**YOUR OBJECTIVE**
Each line of the data below holding the word "giai" must be copied.

Start of EXTRACTED RECORDS

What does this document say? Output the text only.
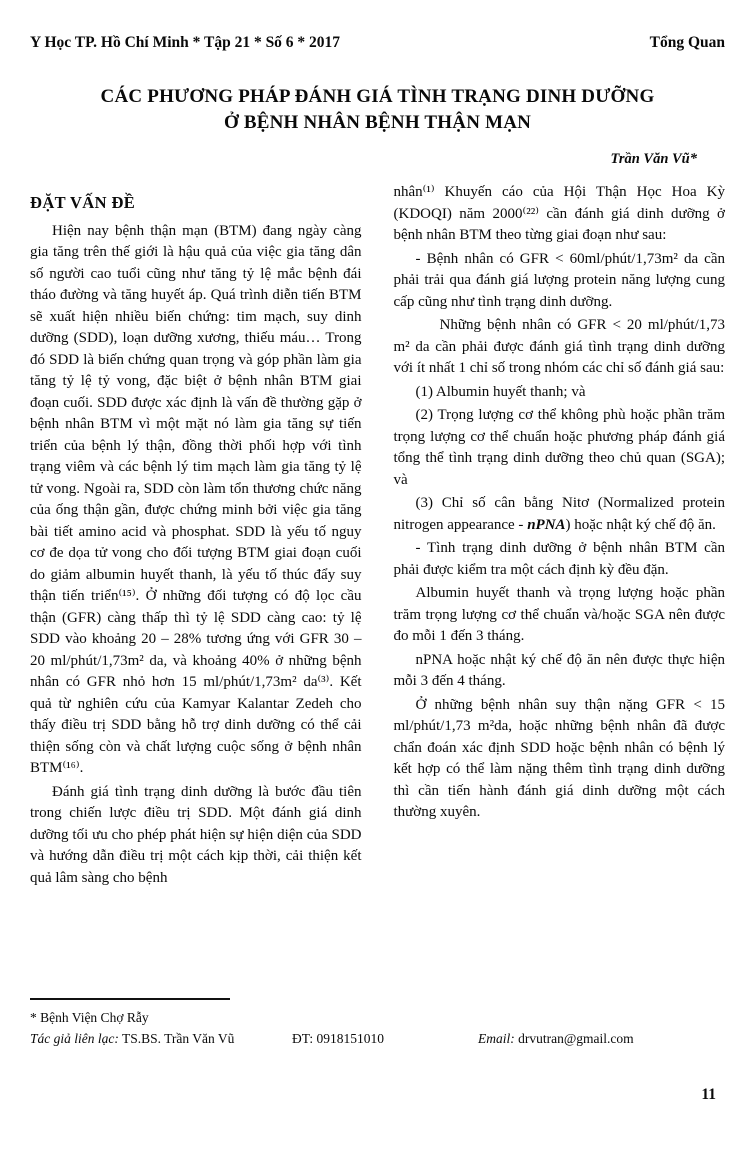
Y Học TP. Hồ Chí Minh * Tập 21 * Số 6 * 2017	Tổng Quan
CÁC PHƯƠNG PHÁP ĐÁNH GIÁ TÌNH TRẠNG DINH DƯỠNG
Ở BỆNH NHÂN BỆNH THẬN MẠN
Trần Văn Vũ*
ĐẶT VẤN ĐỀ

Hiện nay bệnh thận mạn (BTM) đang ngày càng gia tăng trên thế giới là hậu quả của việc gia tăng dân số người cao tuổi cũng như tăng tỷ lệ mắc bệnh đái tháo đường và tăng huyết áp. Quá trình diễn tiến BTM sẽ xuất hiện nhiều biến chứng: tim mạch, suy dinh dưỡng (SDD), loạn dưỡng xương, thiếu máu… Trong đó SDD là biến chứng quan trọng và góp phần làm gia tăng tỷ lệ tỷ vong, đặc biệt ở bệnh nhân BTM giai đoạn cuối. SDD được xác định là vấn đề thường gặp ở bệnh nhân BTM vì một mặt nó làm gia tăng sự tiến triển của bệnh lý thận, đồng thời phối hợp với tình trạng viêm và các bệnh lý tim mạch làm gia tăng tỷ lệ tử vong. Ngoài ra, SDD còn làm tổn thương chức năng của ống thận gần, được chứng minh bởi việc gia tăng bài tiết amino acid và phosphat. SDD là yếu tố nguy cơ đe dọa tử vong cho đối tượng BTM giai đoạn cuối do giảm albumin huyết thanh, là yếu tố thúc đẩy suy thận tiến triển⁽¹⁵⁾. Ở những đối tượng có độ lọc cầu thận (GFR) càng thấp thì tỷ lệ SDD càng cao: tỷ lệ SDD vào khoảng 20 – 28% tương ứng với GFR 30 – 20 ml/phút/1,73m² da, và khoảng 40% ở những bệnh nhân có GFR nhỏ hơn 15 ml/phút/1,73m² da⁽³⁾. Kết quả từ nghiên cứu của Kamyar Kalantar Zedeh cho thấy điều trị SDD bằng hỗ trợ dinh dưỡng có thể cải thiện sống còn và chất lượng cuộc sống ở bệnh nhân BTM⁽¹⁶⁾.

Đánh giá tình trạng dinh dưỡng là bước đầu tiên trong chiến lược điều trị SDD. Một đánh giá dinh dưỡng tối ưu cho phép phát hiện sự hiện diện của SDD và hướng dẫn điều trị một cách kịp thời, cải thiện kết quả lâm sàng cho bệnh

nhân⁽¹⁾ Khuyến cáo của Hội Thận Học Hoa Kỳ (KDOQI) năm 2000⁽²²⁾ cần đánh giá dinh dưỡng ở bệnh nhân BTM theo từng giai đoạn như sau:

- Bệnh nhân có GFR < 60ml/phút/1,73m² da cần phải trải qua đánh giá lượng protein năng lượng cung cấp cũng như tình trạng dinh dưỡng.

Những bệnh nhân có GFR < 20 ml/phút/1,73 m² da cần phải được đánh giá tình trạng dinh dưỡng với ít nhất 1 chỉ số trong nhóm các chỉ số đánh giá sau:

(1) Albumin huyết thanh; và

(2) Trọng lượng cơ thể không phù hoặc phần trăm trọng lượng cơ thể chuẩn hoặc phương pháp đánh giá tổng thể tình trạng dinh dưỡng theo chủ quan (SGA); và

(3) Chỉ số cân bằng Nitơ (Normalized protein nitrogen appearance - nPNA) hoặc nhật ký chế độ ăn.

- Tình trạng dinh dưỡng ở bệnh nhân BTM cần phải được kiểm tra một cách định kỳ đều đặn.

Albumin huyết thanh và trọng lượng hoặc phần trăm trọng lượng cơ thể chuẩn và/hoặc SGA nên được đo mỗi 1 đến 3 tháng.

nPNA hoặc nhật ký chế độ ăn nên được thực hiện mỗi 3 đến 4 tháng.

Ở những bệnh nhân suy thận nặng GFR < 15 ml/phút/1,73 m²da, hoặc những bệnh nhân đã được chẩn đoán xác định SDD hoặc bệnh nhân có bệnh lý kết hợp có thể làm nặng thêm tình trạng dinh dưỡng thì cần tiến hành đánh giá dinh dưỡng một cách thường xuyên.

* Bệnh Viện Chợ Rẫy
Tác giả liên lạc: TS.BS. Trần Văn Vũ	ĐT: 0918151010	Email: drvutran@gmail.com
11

End of EXTRACTED RECORDS
Start of EXTRACTED RECORDS

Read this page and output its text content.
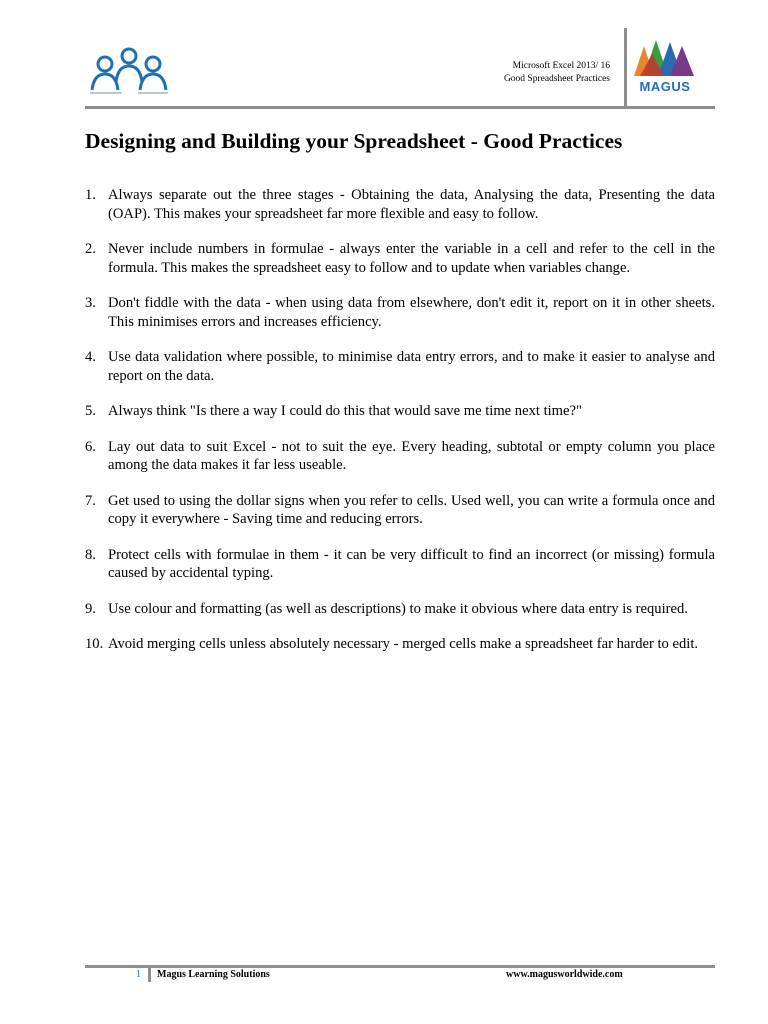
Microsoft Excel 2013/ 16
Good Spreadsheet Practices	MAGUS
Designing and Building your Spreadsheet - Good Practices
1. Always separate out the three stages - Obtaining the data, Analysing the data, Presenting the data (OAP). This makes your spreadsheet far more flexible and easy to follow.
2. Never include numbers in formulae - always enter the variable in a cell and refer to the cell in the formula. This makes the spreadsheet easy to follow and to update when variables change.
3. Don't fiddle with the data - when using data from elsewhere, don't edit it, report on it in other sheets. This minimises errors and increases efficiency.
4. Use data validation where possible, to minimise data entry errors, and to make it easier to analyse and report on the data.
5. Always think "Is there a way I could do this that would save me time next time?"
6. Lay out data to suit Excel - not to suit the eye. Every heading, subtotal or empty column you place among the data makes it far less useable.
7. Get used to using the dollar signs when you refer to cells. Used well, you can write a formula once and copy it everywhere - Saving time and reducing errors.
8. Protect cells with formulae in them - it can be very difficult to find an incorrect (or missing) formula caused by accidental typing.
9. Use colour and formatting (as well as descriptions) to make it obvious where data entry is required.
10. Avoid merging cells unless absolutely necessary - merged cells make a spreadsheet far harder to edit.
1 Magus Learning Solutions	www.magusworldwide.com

End of EXTRACTED RECORDS
Start of EXTRACTED RECORDS

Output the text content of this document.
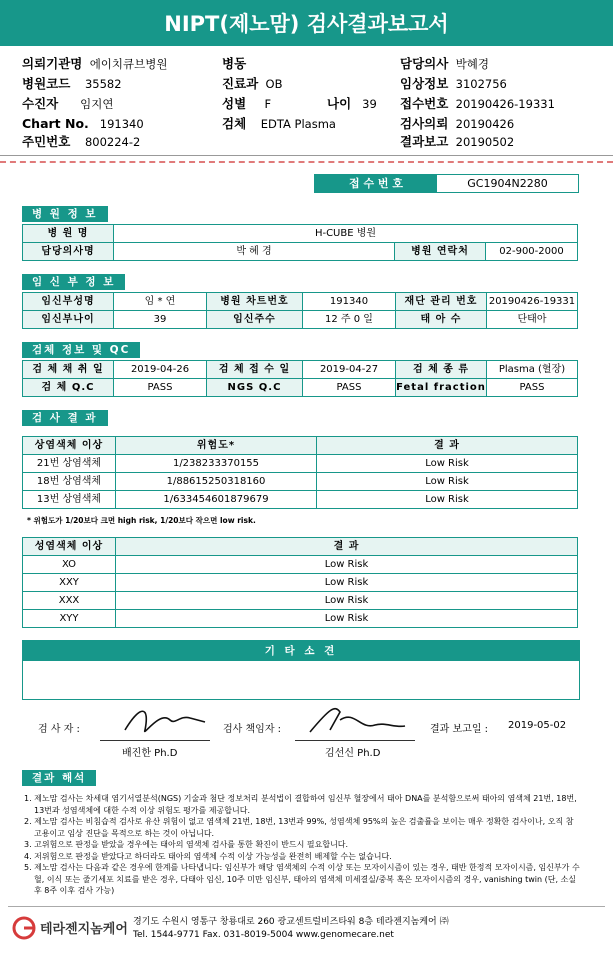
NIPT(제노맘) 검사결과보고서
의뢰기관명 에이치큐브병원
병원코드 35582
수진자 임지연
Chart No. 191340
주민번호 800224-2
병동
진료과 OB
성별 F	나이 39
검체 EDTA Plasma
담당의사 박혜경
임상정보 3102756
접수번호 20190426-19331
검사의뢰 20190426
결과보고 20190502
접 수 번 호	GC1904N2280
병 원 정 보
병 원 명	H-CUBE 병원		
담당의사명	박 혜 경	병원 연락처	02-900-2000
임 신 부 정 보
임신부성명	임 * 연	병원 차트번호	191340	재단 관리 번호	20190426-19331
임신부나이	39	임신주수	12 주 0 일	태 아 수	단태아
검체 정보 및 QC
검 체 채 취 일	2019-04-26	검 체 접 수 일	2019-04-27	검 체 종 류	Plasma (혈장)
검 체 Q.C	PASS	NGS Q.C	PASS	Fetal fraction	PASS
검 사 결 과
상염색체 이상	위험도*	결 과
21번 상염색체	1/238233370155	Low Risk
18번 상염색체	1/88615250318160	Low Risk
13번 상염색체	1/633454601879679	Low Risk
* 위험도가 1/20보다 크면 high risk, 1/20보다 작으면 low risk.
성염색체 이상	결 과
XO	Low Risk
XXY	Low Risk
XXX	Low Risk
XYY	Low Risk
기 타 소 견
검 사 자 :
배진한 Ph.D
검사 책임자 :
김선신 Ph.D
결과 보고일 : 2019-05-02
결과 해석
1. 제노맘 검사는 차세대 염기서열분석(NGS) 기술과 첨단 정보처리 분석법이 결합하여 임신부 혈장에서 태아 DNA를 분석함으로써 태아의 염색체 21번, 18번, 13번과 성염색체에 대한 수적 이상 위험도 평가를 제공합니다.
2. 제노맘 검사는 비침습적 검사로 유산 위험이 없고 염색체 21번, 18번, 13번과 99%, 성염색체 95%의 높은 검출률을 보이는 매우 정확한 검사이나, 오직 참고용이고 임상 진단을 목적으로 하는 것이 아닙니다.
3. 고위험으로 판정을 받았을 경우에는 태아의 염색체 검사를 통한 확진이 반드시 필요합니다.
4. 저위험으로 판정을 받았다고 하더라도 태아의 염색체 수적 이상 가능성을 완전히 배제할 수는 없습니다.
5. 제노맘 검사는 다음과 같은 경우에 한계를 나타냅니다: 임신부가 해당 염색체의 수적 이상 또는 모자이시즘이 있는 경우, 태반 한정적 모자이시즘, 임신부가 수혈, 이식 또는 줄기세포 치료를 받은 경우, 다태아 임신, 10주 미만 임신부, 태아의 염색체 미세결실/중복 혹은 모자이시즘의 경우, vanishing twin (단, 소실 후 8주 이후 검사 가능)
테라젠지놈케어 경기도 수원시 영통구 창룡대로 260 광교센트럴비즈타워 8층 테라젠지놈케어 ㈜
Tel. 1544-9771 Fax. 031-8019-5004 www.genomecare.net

End of EXTRACTED RECORDS

**TASK OUTPUT**
Hiện nay bệnh thận mạn (BTM) đang ngày càng gia tăng trên thế giới là hậu quả của việc gia tăng dân số người cao tuổi cũng như tăng tỷ lệ mắc bệnh đái tháo đường và tăng huyết áp. Quá trình diễn tiến BTM sẽ xuất hiện nhiều biến chứng: tim mạch, suy dinh dưỡng (SDD), loạn dưỡng xương, thiếu máu… Trong đó SDD là biến chứng quan trọng và góp phần làm gia tăng tỷ lệ tỷ vong, đặc biệt ở bệnh nhân BTM giai đoạn cuối. SDD được xác định là vấn đề thường gặp ở bệnh nhân BTM vì một mặt nó làm gia tăng sự tiến triển của bệnh lý thận, đồng thời phối hợp với tình trạng viêm và các bệnh lý tim mạch làm gia tăng tỷ lệ tử vong. Ngoài ra, SDD còn làm tổn thương chức năng của ống thận gần, được chứng minh bởi việc gia tăng bài tiết amino acid và phosphat. SDD là yếu tố nguy cơ đe dọa tử vong cho đối tượng BTM giai đoạn cuối do giảm albumin huyết thanh, là yếu tố thúc đẩy suy thận tiến triển⁽¹⁵⁾. Ở những đối tượng có độ lọc cầu thận (GFR) càng thấp thì tỷ lệ SDD càng cao: tỷ lệ SDD vào khoảng 20 – 28% tương ứng với GFR 30 – 20 ml/phút/1,73m² da, và khoảng 40% ở những bệnh nhân có GFR nhỏ hơn 15 ml/phút/1,73m² da⁽³⁾. Kết quả từ nghiên cứu của Kamyar Kalantar Zedeh cho thấy điều trị SDD bằng hỗ trợ dinh dưỡng có thể cải thiện sống còn và chất lượng cuộc sống ở bệnh nhân BTM⁽¹⁶⁾.
nhân⁽¹⁾ Khuyến cáo của Hội Thận Học Hoa Kỳ (KDOQI) năm 2000⁽²²⁾ cần đánh giá dinh dưỡng ở bệnh nhân BTM theo từng giai đoạn như sau:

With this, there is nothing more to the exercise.